▶ [EXERCISE DETAILS]
Return all entries word for word, but drop any images.

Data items
-- BEGIN --
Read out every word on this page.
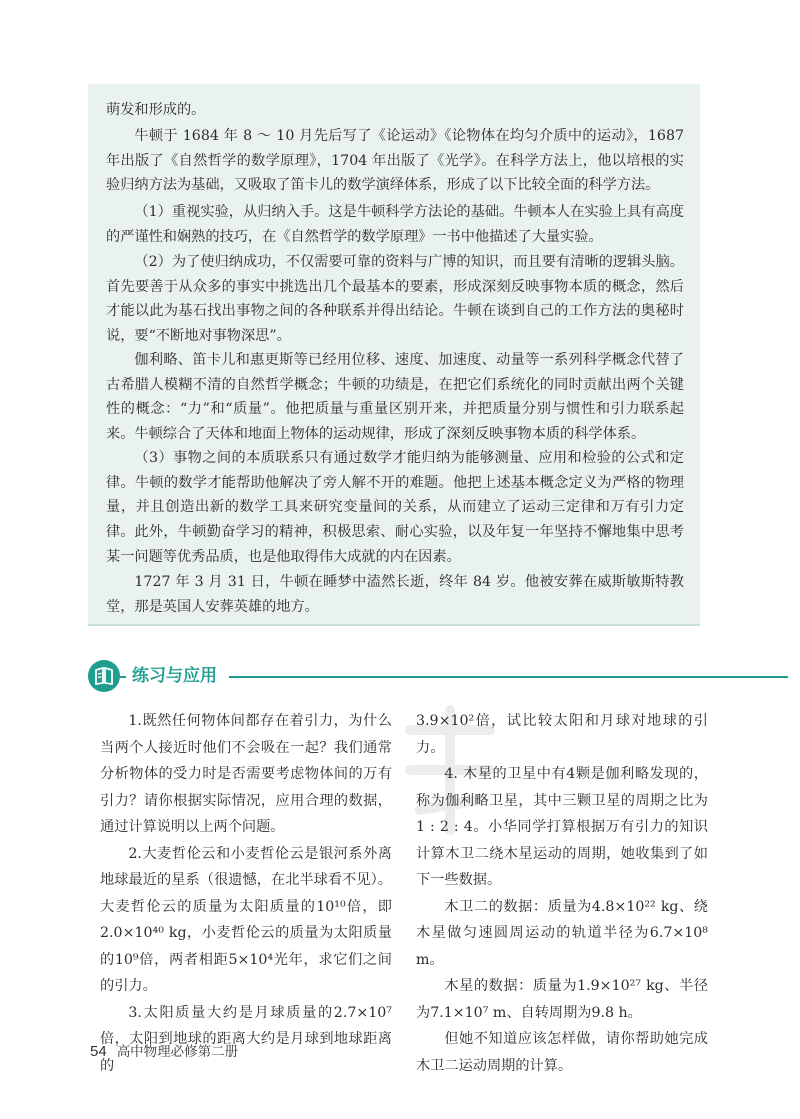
萌发和形成的。

牛顿于 1684 年 8 ～ 10 月先后写了《论运动》《论物体在均匀介质中的运动》，1687 年出版了《自然哲学的数学原理》，1704 年出版了《光学》。在科学方法上，他以培根的实验归纳方法为基础，又吸取了笛卡儿的数学演绎体系，形成了以下比较全面的科学方法。

（1）重视实验，从归纳入手。这是牛顿科学方法论的基础。牛顿本人在实验上具有高度的严谨性和娴熟的技巧，在《自然哲学的数学原理》一书中他描述了大量实验。

（2）为了使归纳成功，不仅需要可靠的资料与广博的知识，而且要有清晰的逻辑头脑。首先要善于从众多的事实中挑选出几个最基本的要素，形成深刻反映事物本质的概念，然后才能以此为基石找出事物之间的各种联系并得出结论。牛顿在谈到自己的工作方法的奥秘时说，要“不断地对事物深思”。

伽利略、笛卡儿和惠更斯等已经用位移、速度、加速度、动量等一系列科学概念代替了古希腊人模糊不清的自然哲学概念；牛顿的功绩是，在把它们系统化的同时贡献出两个关键性的概念：“力”和“质量”。他把质量与重量区别开来，并把质量分别与惯性和引力联系起来。牛顿综合了天体和地面上物体的运动规律，形成了深刻反映事物本质的科学体系。

（3）事物之间的本质联系只有通过数学才能归纳为能够测量、应用和检验的公式和定律。牛顿的数学才能帮助他解决了旁人解不开的难题。他把上述基本概念定义为严格的物理量，并且创造出新的数学工具来研究变量间的关系，从而建立了运动三定律和万有引力定律。 此外，牛顿勤奋学习的精神，积极思索、耐心实验，以及年复一年坚持不懈地集中思考某一问题等优秀品质，也是他取得伟大成就的内在因素。

1727 年 3 月 31 日，牛顿在睡梦中溘然长逝，终年 84 岁。他被安葬在威斯敏斯特教堂，那是英国人安葬英雄的地方。

练习与应用

1.既然任何物体间都存在着引力，为什么当两个人接近时他们不会吸在一起？我们通常分析物体的受力时是否需要考虑物体间的万有引力？请你根据实际情况，应用合理的数据，通过计算说明以上两个问题。

2.大麦哲伦云和小麦哲伦云是银河系外离地球最近的星系（很遗憾，在北半球看不见）。大麦哲伦云的质量为太阳质量的10¹⁰倍，即2.0×10⁴⁰ kg，小麦哲伦云的质量为太阳质量的10⁹倍，两者相距5×10⁴光年，求它们之间的引力。

3.太阳质量大约是月球质量的2.7×10⁷倍，太阳到地球的距离大约是月球到地球距离的

3.9×10²倍，试比较太阳和月球对地球的引力。

4. 木星的卫星中有4颗是伽利略发现的，称为伽利略卫星，其中三颗卫星的周期之比为1 : 2 : 4。小华同学打算根据万有引力的知识计算木卫二绕木星运动的周期，她收集到了如下一些数据。

木卫二的数据：质量为4.8×10²² kg、绕木星做匀速圆周运动的轨道半径为6.7×10⁸ m。

木星的数据：质量为1.9×10²⁷ kg、半径为7.1×10⁷ m、自转周期为9.8 h。

但她不知道应该怎样做，请你帮助她完成木卫二运动周期的计算。

54 高中物理必修第二册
-- END --
▶ [RESULT BELOW]
Read out every word on this page.
萌发和形成的。

牛顿于 1684 年 8 ～ 10 月先后写了《论运动》《论物体在均匀介质中的运动》，1687 年出版了《自然哲学的数学原理》，1704 年出版了《光学》。在科学方法上，他以培根的实验归纳方法为基础，又吸取了笛卡儿的数学演绎体系，形成了以下比较全面的科学方法。

（1）重视实验，从归纳入手。这是牛顿科学方法论的基础。牛顿本人在实验上具有高度的严谨性和娴熟的技巧，在《自然哲学的数学原理》一书中他描述了大量实验。

（2）为了使归纳成功，不仅需要可靠的资料与广博的知识，而且要有清晰的逻辑头脑。首先要善于从众多的事实中挑选出几个最基本的要素，形成深刻反映事物本质的概念，然后才能以此为基石找出事物之间的各种联系并得出结论。牛顿在谈到自己的工作方法的奥秘时说，要“不断地对事物深思”。

伽利略、笛卡儿和惠更斯等已经用位移、速度、加速度、动量等一系列科学概念代替了古希腊人模糊不清的自然哲学概念；牛顿的功绩是，在把它们系统化的同时贡献出两个关键性的概念：“力”和“质量”。他把质量与重量区别开来，并把质量分别与惯性和引力联系起来。牛顿综合了天体和地面上物体的运动规律，形成了深刻反映事物本质的科学体系。

（3）事物之间的本质联系只有通过数学才能归纳为能够测量、应用和检验的公式和定律。牛顿的数学才能帮助他解决了旁人解不开的难题。他把上述基本概念定义为严格的物理量，并且创造出新的数学工具来研究变量间的关系，从而建立了运动三定律和万有引力定律。 此外，牛顿勤奋学习的精神，积极思索、耐心实验，以及年复一年坚持不懈地集中思考某一问题等优秀品质，也是他取得伟大成就的内在因素。

1727 年 3 月 31 日，牛顿在睡梦中溘然长逝，终年 84 岁。他被安葬在威斯敏斯特教堂，那是英国人安葬英雄的地方。

练习与应用

1.既然任何物体间都存在着引力，为什么当两个人接近时他们不会吸在一起？我们通常分析物体的受力时是否需要考虑物体间的万有引力？请你根据实际情况，应用合理的数据，通过计算说明以上两个问题。

2.大麦哲伦云和小麦哲伦云是银河系外离地球最近的星系（很遗憾，在北半球看不见）。大麦哲伦云的质量为太阳质量的10¹⁰倍，即2.0×10⁴⁰ kg，小麦哲伦云的质量为太阳质量的10⁹倍，两者相距5×10⁴光年，求它们之间的引力。

3.太阳质量大约是月球质量的2.7×10⁷倍，太阳到地球的距离大约是月球到地球距离的

3.9×10²倍，试比较太阳和月球对地球的引力。

4. 木星的卫星中有4颗是伽利略发现的，称为伽利略卫星，其中三颗卫星的周期之比为1 : 2 : 4。小华同学打算根据万有引力的知识计算木卫二绕木星运动的周期，她收集到了如下一些数据。

木卫二的数据：质量为4.8×10²² kg、绕木星做匀速圆周运动的轨道半径为6.7×10⁸ m。

木星的数据：质量为1.9×10²⁷ kg、半径为7.1×10⁷ m、自转周期为9.8 h。

但她不知道应该怎样做，请你帮助她完成木卫二运动周期的计算。

54 高中物理必修第二册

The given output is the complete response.